--- Begin ---

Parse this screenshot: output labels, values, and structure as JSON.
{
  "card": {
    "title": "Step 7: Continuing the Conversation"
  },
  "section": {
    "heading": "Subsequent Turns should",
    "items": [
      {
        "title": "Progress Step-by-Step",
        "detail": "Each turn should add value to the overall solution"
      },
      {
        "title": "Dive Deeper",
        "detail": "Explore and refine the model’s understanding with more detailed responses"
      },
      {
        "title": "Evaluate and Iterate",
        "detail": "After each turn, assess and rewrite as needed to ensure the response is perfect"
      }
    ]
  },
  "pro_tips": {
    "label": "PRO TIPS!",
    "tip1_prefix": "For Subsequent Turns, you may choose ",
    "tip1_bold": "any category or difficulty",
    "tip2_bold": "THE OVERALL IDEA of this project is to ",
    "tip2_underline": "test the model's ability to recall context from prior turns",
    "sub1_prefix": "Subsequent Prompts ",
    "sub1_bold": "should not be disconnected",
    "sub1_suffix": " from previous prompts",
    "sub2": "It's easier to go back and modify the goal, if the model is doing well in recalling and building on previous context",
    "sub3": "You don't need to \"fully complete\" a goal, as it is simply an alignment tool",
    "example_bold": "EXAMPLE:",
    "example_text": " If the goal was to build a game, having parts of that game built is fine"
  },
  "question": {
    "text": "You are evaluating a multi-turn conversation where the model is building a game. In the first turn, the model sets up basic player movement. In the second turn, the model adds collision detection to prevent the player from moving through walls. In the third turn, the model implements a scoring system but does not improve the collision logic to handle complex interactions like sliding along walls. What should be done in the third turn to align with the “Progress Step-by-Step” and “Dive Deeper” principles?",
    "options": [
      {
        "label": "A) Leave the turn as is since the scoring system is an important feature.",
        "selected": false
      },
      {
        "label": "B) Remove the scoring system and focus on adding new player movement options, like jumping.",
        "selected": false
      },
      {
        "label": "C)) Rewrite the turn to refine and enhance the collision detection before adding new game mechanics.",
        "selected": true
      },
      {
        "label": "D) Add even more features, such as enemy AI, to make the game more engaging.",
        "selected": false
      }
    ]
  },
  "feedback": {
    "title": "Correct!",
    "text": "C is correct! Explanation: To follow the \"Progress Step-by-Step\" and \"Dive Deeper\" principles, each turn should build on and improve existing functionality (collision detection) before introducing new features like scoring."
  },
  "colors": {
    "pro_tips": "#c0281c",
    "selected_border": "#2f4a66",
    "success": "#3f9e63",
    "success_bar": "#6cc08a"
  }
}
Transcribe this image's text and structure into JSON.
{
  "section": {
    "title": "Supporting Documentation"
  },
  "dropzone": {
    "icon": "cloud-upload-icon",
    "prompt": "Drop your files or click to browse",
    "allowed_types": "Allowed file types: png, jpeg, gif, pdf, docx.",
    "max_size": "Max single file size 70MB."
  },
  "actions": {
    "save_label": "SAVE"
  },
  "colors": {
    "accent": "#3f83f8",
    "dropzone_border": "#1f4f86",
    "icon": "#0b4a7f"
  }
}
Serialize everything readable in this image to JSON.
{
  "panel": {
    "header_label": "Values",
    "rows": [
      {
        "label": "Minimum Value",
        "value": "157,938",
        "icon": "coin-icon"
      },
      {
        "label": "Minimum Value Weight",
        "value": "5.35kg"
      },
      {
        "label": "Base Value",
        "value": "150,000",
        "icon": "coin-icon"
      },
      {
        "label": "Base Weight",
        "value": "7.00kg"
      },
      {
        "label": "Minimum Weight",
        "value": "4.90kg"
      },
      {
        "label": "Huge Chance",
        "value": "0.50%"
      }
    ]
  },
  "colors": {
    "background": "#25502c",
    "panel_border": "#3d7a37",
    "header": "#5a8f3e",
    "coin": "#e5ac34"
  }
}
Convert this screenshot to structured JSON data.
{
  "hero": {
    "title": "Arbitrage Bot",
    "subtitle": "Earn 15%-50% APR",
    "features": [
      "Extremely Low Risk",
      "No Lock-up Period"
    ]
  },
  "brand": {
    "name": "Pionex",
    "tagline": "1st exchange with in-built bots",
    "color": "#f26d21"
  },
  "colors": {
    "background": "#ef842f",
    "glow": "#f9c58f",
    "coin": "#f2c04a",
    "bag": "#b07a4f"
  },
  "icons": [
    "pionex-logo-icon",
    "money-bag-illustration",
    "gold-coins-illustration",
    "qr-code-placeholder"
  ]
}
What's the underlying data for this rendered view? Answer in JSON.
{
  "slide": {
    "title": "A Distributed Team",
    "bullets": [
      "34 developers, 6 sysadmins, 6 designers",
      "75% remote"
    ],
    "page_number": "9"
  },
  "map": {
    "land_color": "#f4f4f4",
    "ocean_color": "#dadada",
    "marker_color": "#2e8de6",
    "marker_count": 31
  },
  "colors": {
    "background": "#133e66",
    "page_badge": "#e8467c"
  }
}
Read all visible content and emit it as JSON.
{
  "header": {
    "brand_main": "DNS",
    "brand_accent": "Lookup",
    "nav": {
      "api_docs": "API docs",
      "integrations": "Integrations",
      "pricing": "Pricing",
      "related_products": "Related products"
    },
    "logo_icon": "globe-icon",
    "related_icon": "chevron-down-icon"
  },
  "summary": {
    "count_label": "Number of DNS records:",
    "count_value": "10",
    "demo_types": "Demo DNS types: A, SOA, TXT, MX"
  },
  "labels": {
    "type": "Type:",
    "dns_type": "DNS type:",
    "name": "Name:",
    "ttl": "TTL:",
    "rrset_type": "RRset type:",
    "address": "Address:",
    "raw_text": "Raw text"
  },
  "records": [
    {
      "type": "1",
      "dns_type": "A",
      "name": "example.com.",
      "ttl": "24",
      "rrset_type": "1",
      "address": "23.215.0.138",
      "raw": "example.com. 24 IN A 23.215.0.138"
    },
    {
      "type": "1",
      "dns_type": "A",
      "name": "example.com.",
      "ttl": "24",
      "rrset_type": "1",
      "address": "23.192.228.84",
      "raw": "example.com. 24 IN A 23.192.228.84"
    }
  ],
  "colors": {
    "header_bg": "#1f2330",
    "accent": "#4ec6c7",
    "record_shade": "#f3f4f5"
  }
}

--- End ---

◆ **Goal**
Select the lines that carry the string "labels" and copy them.

◆ **Response to this task**
Parse this screenshot: output labels, values, and structure as JSON.
  "labels": {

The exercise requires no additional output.